REQUIRED WORK = Find how many lines in the material hold the word "strcasecmp", then state that number and nothing more.

** begin RECORDS FOR PROCESSING **

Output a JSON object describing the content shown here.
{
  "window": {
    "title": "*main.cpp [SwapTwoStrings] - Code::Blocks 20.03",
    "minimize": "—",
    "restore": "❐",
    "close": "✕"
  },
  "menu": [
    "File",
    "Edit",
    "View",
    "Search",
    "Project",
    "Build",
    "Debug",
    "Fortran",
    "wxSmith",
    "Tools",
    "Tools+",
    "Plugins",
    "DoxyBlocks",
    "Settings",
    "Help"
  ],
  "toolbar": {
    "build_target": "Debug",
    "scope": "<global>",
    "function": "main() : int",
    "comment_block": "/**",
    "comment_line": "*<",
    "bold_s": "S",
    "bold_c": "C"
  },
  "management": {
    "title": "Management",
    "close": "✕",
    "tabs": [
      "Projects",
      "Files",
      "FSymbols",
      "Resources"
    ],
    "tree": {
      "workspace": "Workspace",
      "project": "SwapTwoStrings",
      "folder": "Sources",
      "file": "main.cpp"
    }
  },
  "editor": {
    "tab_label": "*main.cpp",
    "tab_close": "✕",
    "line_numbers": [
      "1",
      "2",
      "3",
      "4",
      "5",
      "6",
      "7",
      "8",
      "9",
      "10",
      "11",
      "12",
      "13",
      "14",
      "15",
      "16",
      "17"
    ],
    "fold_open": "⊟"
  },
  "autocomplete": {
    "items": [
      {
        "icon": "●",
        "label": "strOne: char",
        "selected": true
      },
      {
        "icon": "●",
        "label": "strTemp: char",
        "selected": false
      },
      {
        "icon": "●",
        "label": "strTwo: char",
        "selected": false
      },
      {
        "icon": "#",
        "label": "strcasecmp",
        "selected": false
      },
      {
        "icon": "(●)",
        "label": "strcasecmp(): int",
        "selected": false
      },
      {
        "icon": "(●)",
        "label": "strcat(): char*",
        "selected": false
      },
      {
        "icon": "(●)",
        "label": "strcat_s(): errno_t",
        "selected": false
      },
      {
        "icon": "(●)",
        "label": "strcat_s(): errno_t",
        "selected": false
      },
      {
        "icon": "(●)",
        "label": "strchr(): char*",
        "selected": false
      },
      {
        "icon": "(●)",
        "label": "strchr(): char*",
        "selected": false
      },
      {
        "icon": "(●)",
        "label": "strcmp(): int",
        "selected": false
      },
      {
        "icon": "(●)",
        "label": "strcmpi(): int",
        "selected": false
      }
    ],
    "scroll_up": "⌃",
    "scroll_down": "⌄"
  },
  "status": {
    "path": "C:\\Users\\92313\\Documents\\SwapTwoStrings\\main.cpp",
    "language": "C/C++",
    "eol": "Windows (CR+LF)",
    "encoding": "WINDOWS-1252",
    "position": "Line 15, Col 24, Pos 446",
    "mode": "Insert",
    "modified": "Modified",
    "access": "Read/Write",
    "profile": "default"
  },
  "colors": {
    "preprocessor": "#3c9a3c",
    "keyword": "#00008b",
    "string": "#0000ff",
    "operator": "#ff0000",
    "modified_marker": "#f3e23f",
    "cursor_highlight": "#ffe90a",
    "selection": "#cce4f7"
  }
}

** end RECORDS FOR PROCESSING **

CORRECT RESULT = 2